### [Exercise]
Go through the material below and copy each line where the word "Pings" appears.

### [Data to process]

((

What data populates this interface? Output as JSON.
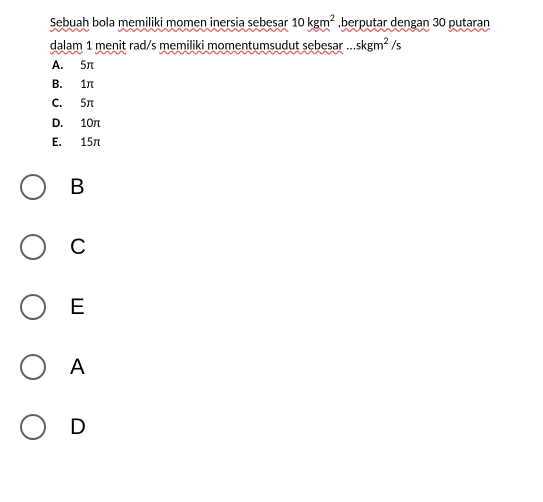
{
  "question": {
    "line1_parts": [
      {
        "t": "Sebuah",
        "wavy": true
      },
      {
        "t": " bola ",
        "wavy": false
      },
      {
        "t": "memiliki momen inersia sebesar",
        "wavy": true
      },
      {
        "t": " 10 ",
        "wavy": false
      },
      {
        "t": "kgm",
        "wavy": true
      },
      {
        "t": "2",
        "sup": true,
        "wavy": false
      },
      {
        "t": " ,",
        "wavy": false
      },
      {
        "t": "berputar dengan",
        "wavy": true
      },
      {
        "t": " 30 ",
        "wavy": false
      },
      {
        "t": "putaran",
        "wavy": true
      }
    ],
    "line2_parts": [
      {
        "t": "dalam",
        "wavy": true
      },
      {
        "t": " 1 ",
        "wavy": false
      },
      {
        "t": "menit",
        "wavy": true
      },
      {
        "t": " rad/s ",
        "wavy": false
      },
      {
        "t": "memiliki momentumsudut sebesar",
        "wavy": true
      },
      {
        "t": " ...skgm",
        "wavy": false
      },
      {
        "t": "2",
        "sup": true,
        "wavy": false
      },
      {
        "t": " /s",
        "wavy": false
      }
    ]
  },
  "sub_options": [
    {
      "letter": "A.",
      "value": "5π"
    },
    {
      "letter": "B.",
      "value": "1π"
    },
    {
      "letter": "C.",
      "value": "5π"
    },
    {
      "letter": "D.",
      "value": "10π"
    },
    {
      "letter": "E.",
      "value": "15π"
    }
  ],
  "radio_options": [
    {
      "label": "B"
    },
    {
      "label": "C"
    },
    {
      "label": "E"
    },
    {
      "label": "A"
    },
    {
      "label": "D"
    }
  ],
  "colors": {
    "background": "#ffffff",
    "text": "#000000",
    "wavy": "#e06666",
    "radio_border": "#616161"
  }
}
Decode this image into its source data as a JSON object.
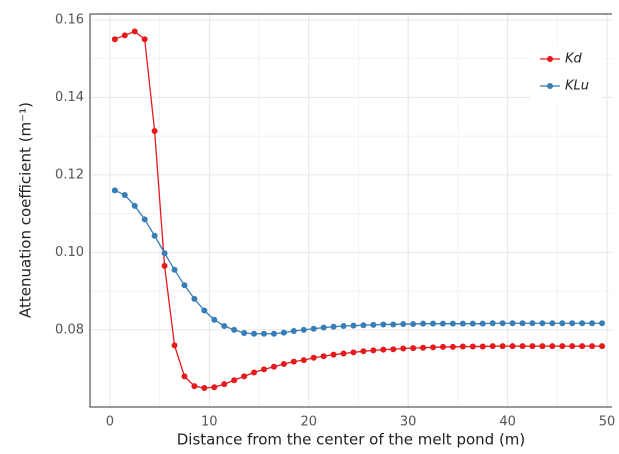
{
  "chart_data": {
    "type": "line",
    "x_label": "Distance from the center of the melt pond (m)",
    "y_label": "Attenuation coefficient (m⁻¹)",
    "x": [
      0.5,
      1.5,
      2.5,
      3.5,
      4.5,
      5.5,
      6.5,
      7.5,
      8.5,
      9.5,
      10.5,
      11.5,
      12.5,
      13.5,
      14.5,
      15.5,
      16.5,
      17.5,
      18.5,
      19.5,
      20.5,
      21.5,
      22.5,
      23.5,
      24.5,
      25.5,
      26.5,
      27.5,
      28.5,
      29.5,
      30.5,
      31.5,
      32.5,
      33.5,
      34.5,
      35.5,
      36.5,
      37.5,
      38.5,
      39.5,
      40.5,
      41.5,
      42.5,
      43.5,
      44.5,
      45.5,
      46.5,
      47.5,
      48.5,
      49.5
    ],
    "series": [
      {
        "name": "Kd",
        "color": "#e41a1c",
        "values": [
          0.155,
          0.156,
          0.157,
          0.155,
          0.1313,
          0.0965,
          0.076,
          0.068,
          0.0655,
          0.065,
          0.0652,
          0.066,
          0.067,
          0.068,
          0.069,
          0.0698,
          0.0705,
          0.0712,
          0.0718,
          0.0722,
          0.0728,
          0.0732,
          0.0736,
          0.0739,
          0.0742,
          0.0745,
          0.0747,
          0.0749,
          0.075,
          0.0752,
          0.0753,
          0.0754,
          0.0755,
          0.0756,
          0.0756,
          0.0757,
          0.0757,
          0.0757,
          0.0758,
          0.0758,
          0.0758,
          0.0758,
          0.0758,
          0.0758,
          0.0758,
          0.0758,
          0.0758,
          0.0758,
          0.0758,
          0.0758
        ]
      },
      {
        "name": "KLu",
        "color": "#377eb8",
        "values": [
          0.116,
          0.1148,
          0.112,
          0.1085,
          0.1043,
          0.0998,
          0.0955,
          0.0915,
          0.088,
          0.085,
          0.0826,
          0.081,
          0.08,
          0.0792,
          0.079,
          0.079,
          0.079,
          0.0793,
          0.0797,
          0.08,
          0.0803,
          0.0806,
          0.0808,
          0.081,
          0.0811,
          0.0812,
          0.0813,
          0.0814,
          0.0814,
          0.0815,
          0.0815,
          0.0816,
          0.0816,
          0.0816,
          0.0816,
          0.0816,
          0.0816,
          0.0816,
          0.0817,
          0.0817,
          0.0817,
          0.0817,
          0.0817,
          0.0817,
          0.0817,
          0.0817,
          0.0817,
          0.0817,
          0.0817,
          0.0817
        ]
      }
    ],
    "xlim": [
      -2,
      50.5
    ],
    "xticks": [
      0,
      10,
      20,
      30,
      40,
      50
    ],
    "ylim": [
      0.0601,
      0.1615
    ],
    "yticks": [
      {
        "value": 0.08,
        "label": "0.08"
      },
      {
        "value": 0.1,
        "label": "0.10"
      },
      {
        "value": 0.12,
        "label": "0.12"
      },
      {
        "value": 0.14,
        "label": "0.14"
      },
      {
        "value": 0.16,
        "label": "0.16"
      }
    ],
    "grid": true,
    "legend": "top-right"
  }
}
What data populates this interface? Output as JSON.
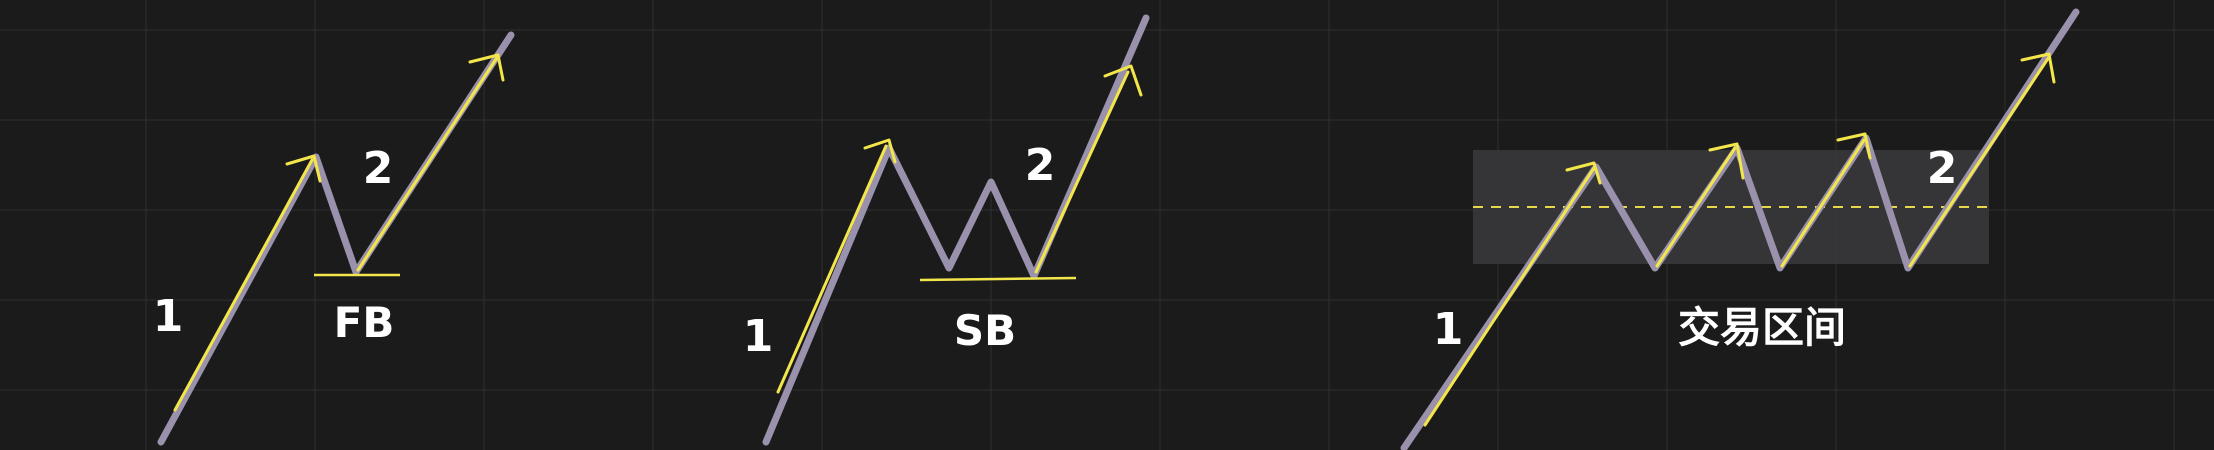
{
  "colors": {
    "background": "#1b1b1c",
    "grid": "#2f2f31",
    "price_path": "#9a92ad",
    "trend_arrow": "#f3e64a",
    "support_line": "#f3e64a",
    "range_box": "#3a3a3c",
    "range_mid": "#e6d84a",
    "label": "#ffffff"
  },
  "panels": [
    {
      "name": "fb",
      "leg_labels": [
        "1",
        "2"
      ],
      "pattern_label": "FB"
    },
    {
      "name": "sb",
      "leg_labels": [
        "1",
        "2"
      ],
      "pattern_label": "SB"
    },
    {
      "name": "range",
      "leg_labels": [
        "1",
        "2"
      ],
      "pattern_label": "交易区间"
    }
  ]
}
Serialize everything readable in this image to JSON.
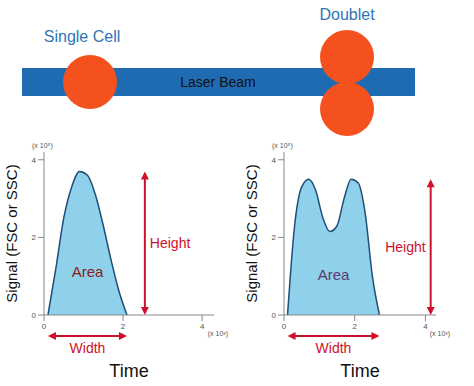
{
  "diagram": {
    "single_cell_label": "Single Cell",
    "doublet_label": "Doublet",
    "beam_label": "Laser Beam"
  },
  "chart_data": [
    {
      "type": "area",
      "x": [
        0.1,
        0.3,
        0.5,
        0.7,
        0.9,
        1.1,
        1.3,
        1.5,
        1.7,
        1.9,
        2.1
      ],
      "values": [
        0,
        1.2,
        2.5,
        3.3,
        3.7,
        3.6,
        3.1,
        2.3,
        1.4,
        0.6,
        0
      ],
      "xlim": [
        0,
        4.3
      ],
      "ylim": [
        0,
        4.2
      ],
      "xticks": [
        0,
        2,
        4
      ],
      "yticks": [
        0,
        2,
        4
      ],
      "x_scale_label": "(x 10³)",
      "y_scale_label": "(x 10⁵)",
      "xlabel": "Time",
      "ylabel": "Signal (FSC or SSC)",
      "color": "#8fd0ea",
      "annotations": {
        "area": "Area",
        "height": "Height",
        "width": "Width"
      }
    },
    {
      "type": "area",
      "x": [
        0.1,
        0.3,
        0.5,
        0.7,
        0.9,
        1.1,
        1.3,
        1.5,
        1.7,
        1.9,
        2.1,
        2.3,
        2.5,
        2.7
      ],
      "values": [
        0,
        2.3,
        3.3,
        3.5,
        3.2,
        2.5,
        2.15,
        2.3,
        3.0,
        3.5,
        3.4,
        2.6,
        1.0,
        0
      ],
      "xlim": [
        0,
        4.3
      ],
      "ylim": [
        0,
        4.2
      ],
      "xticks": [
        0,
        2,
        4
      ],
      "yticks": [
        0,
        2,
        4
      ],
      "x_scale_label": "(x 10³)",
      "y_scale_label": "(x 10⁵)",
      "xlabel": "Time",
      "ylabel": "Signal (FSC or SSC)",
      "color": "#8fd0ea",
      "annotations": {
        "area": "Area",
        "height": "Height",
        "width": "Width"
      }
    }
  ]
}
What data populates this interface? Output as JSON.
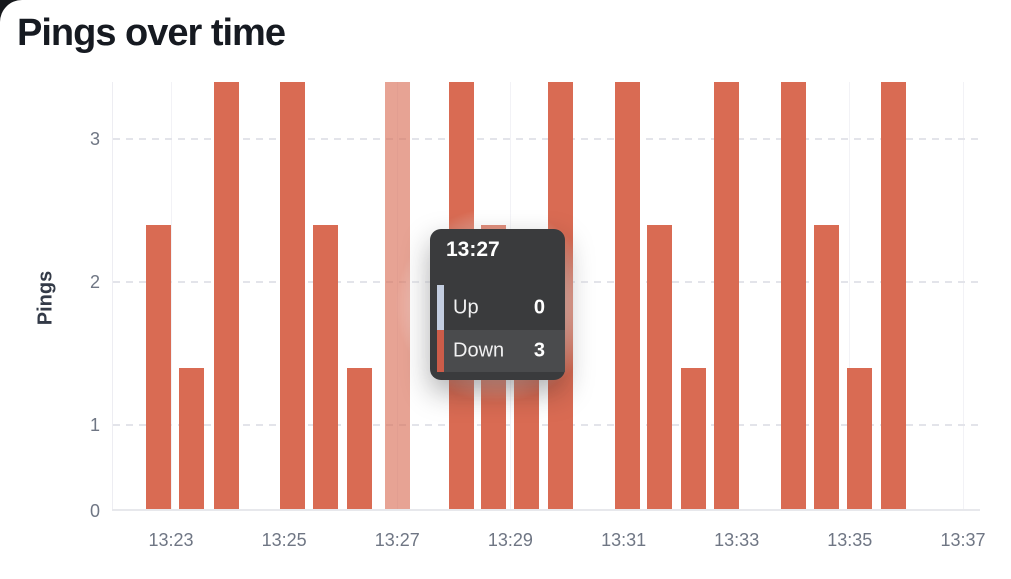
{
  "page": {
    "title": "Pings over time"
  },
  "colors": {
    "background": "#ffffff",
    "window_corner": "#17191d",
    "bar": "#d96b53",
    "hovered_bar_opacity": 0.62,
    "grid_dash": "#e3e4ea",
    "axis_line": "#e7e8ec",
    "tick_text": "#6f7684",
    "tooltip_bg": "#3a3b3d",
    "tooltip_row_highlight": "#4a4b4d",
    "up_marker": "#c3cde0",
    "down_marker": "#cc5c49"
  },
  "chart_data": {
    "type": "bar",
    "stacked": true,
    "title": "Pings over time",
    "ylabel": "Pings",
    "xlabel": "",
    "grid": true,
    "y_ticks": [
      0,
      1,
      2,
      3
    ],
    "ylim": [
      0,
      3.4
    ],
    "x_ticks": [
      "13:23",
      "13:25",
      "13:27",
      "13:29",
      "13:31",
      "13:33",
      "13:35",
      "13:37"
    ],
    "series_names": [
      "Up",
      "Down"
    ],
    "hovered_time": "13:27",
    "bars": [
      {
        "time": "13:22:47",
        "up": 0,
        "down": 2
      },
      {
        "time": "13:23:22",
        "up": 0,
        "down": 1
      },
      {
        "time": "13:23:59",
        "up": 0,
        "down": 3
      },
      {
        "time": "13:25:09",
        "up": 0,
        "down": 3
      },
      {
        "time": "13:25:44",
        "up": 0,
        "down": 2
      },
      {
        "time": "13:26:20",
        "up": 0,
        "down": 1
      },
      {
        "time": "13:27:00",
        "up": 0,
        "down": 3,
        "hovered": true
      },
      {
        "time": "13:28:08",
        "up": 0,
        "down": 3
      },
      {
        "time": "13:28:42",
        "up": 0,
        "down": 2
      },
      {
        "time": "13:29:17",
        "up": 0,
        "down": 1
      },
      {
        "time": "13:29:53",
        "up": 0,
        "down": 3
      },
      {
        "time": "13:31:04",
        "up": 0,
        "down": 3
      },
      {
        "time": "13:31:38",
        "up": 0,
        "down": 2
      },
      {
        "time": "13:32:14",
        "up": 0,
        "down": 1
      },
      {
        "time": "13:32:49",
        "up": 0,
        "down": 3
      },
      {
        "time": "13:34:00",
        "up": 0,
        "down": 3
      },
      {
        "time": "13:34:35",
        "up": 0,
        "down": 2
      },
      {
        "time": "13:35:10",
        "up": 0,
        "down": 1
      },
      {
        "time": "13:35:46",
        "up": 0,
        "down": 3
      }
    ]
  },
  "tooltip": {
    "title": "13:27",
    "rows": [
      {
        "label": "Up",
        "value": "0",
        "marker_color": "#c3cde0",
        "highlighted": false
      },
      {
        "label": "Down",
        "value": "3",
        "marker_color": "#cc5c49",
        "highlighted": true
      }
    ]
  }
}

))

### [Final result]
    "title": "Pings over time"
    "title": "Pings over time",
    "ylabel": "Pings",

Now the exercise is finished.